▸ **Study questions**:
1. Please quote the RNA-seq pipeline description word for word, starting with "Automated RNA-seq processing" and going on through "Expression Quantification (RSEM)".
2. Name every analysis step that the RNA-seq pipeline description says the pipeline streamlines.
3. Answer these questions from the RNA-seq pipeline description:
(a) Which tool handles read mapping?
(b) Which version adds automatic dependency installation and environment configuration?
(c) What command runs the main pipeline script?

▸ **Text block**:
_ _ _

Automated RNA-seq processing pipeline developed by Deng YuSen and Zhou Jing.
This pipeline streamlines the analysis of bulk RNA-seq data, including:
- Quality Control (QC)
- Read Mapping (STAR)
- Expression Quantification (RSEM)
- Result Merging and Annotation
The workflow is modular, easy to run, and suitable for standard bulk RNA-seq datasets.
- Fully automated from raw FASTQ to merged expression matrix
- Modular design: each step can be run independently
- Generates logs for QC, mapping, counting, and merging
- Easy to track and debug
- Designed for reproducibility in Tangyilab projects
- Linux system
- Anaconda (recommended) with Python 3.7+
- STAR, RSEM, TrimGalore installed and in PATH
- Required Python packages:
pandas,numpy,logging - Reference annotation CSV file for gene info
| Version | Description |
|---|---|
| V1.0 (Current) | Internal release for Tangyilab servers. Fully automated execution; dependencies pre-installed manually. |
| V2.0 | Generalized version that supports installation and execution on any Linux server (manual dependency setup required). |
| V3.0 | Adds automatic dependency installation and environment configuration (conda-based setup). |
| V4.0 | Introduces multi-species support and automatic reference genome building. |
- Operating system: Linux
- Python: ≥3.7 (Anaconda recommended)
- Installed software:
- Python packages:
pandas,numpy,logging
Run the main pipeline script inside your project directory:
bash autoRNA.sh

_ _ _

▸ **Records supplied**:
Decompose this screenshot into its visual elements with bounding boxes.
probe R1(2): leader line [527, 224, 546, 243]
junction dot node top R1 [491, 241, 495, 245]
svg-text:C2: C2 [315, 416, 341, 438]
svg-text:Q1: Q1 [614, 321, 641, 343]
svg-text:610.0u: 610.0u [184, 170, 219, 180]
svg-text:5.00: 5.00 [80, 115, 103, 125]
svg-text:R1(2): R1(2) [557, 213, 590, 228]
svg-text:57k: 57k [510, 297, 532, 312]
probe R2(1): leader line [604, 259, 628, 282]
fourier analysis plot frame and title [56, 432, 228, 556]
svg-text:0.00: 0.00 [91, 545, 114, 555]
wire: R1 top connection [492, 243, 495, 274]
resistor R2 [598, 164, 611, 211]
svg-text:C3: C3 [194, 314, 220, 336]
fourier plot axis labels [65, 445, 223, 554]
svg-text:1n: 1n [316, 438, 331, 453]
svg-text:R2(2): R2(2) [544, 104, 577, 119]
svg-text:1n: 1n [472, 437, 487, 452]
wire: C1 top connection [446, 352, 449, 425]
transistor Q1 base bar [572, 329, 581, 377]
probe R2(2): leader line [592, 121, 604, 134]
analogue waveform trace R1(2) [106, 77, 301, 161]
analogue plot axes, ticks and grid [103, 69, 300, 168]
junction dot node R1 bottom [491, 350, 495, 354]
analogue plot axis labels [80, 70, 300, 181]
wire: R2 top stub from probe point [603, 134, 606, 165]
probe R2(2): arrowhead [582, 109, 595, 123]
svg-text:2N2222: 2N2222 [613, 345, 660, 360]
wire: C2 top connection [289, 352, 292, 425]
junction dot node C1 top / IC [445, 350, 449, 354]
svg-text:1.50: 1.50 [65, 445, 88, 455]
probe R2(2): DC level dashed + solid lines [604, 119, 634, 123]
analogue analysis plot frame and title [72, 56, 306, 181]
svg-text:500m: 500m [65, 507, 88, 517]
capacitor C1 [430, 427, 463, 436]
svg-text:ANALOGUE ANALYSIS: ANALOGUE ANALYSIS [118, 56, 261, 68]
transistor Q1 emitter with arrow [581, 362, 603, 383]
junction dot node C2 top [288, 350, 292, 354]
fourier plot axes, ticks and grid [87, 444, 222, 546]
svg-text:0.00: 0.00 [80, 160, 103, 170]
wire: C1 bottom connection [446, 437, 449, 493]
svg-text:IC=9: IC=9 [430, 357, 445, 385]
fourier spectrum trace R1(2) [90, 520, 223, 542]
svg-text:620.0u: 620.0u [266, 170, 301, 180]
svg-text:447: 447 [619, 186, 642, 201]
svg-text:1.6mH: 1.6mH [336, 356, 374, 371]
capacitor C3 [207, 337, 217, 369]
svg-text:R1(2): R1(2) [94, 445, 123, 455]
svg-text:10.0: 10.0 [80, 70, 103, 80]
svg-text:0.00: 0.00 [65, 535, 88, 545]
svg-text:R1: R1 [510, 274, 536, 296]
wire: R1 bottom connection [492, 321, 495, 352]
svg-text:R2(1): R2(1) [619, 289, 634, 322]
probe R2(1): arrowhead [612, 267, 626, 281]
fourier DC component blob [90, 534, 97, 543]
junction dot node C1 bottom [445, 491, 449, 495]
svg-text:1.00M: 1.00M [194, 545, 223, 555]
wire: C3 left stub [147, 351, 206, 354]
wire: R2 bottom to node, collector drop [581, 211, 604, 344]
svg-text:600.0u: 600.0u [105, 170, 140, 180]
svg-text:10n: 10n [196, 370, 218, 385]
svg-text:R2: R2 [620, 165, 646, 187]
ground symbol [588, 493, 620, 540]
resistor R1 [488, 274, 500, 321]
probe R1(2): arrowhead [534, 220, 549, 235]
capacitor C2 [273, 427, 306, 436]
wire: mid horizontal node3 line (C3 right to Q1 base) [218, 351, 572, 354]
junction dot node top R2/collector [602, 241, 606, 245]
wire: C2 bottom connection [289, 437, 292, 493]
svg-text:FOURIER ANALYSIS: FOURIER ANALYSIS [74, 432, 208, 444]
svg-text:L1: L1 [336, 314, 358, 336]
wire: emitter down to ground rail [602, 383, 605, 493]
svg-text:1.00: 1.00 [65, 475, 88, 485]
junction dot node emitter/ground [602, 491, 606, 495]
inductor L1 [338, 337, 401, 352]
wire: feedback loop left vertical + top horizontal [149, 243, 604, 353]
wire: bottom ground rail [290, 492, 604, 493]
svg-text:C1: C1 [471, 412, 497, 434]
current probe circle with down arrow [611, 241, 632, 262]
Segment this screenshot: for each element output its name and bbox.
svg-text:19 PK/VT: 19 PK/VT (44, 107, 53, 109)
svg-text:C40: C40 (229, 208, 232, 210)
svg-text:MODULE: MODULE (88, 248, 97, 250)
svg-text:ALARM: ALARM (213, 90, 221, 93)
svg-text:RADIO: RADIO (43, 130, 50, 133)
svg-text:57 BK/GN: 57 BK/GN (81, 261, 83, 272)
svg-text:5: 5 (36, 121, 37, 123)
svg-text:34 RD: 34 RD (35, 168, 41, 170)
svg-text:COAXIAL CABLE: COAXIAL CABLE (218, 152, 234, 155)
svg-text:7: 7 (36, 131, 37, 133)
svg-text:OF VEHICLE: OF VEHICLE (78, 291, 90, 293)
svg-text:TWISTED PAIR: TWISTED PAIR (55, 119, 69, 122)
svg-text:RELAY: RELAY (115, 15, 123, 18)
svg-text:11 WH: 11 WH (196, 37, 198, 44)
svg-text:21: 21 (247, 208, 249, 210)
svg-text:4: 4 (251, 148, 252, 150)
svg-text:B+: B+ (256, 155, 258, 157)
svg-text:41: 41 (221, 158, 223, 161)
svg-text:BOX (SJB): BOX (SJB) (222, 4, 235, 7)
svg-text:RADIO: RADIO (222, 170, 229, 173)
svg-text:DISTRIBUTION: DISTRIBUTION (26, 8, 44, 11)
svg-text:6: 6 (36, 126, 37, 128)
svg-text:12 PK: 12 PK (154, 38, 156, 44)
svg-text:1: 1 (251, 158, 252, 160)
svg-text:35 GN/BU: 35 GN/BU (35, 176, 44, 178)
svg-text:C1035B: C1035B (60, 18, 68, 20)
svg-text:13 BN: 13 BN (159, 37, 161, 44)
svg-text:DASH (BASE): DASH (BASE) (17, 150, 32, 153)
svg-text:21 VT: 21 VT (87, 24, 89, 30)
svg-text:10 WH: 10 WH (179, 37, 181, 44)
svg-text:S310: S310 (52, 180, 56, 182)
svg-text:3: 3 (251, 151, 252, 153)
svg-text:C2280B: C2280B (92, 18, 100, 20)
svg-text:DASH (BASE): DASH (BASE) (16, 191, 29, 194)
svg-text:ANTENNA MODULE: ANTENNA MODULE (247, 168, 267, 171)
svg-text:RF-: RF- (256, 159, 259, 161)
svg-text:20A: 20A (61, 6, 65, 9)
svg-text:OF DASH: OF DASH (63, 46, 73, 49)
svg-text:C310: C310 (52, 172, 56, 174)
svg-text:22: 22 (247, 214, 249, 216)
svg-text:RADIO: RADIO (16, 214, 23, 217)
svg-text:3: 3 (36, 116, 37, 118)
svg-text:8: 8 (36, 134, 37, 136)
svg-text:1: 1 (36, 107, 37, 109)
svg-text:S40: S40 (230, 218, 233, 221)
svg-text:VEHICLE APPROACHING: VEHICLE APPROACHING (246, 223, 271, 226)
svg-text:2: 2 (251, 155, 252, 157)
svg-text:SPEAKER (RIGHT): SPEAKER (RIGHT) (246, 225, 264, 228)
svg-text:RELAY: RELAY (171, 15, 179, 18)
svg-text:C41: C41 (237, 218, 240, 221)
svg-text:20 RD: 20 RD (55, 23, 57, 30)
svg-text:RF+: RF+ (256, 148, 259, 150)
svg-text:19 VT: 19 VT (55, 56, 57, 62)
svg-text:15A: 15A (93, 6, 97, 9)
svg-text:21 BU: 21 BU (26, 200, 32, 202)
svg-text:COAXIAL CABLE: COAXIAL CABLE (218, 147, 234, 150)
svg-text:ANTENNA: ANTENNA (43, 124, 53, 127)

_ _ _

▸ **Exercise answers**:
1.
Automated RNA-seq processing pipeline developed by Deng YuSen and Zhou Jing.
This pipeline streamlines the analysis of bulk RNA-seq data, including:
- Quality Control (QC)
- Read Mapping (STAR)
- Expression Quantification (RSEM)

2.
- Quality Control (QC)
- Read Mapping (STAR)
- Expression Quantification (RSEM)
- Result Merging and Annotation

3.
(a) STAR
(b) V3.0
(c) bash autoRNA.sh